- [Provided material]
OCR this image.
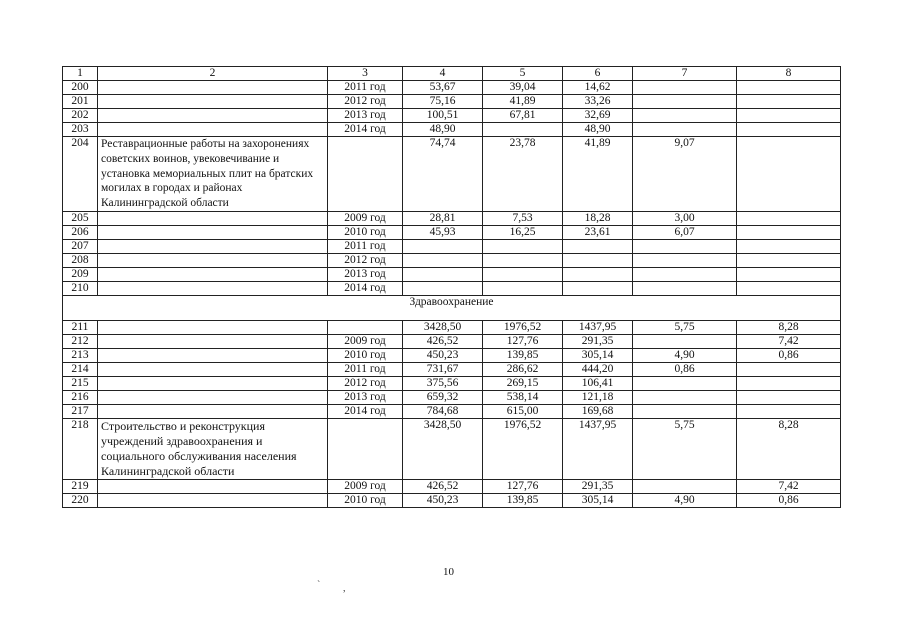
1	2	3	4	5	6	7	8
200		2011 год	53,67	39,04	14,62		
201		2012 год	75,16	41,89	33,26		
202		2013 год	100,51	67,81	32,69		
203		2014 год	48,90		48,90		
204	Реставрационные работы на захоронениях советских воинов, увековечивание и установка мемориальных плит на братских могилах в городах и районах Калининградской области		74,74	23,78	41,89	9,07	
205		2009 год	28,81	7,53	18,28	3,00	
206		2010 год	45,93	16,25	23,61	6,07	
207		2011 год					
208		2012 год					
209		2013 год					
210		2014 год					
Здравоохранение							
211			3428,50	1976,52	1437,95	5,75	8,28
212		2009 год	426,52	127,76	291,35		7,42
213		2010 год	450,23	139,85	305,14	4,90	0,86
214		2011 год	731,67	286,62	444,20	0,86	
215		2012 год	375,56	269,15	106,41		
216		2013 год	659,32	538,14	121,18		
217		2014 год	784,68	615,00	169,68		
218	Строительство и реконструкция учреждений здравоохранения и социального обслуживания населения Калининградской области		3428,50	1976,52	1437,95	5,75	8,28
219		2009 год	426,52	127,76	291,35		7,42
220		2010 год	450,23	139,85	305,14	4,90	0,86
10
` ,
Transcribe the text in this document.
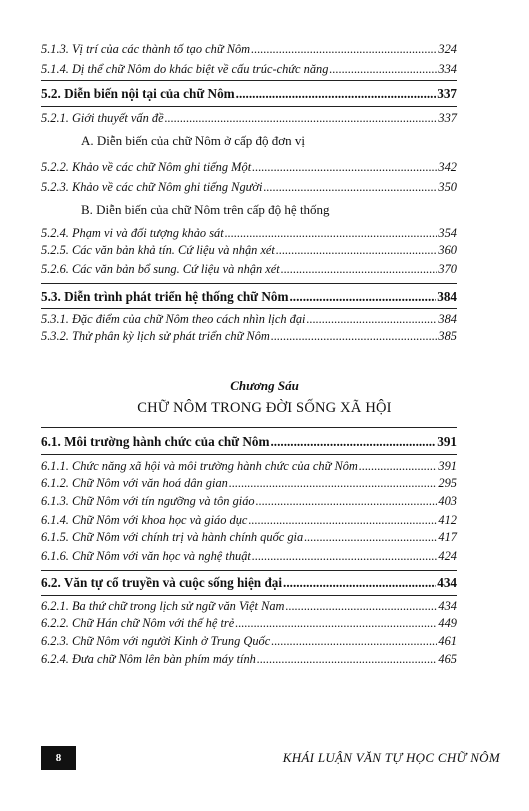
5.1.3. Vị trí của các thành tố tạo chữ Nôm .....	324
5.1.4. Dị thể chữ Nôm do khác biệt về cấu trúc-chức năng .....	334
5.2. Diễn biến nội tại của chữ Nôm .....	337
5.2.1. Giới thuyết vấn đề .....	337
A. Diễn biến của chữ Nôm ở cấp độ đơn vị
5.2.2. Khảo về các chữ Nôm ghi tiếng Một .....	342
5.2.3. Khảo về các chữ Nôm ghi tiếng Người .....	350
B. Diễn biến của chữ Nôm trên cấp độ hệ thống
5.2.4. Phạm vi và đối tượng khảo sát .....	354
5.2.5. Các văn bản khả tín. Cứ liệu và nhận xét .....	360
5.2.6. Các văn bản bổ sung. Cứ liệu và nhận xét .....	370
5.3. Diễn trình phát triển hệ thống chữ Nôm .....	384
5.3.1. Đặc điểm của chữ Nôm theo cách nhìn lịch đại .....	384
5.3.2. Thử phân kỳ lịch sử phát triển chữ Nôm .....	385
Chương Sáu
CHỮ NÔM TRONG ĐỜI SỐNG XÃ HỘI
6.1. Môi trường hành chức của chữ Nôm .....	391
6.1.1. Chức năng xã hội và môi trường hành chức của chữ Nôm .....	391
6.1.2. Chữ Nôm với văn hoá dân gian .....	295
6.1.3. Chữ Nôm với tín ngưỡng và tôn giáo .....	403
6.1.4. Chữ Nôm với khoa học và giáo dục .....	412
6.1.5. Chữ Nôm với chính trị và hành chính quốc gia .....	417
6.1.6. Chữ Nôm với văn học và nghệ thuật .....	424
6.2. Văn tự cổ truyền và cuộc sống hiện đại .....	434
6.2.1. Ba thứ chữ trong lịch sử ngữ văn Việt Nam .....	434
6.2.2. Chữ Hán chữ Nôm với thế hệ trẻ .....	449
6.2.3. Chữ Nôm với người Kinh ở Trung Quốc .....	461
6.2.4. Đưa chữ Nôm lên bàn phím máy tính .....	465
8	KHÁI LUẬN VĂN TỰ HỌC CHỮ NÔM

...

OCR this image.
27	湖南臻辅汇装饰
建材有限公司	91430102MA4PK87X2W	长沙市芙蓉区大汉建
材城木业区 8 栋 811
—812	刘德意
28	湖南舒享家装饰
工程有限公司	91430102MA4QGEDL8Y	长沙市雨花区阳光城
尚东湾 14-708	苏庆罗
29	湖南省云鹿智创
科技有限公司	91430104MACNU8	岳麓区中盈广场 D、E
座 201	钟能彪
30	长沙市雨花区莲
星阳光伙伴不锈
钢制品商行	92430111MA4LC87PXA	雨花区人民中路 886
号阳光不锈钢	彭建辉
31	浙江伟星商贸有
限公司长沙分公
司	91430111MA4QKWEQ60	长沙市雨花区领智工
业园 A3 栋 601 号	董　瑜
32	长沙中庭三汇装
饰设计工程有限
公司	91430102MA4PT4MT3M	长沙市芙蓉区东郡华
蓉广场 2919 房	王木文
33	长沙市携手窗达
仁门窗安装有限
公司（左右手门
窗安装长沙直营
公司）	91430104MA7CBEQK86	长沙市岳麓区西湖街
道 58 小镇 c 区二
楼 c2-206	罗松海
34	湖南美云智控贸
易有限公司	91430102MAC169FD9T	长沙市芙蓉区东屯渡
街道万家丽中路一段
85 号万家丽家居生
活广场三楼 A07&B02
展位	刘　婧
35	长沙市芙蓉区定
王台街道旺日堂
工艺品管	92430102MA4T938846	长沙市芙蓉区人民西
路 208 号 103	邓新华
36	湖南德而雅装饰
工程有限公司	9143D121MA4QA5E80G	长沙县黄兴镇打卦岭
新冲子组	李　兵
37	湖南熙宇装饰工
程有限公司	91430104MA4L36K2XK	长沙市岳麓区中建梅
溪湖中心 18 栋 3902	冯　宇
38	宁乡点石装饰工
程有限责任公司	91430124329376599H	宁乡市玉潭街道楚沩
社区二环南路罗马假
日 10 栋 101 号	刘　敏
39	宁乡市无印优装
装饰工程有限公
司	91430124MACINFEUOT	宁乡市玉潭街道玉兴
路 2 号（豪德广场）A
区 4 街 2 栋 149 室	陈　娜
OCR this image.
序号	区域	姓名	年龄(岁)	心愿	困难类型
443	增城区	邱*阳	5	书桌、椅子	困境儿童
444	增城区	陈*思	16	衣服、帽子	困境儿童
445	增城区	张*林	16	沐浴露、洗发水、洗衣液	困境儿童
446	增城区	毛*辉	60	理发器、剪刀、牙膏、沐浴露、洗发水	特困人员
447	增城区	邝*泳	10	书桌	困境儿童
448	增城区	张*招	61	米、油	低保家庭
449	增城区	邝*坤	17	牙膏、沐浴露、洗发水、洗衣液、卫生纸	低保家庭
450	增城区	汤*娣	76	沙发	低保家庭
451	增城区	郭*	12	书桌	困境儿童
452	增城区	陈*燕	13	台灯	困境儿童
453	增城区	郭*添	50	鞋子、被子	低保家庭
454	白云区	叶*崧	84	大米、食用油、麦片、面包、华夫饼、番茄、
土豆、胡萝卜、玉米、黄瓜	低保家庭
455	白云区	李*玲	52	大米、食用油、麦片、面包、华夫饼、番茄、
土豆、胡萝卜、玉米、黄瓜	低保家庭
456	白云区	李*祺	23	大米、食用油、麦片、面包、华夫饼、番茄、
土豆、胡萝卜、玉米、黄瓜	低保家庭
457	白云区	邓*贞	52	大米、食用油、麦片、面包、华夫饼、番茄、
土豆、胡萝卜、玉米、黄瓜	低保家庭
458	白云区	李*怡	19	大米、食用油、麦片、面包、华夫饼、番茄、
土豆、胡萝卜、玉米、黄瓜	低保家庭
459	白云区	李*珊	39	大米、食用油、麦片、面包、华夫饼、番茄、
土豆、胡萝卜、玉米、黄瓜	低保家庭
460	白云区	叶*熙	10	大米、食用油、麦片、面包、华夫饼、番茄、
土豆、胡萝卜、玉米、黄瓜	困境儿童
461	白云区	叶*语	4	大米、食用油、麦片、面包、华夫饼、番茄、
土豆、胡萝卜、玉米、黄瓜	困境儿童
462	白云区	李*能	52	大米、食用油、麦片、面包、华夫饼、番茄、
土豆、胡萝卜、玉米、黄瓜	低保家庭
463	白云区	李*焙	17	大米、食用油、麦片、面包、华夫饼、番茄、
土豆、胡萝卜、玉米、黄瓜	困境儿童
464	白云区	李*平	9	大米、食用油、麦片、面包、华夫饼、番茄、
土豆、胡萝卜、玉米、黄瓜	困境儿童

- [Exercise task] Take each line of the material that contains the word "lịch" and list it.

- [Output below]
5.3.1. Đặc điểm của chữ Nôm theo cách nhìn lịch đại .....	384
5.3.2. Thử phân kỳ lịch sử phát triển chữ Nôm .....	385
6.2.1. Ba thứ chữ trong lịch sử ngữ văn Việt Nam .....	434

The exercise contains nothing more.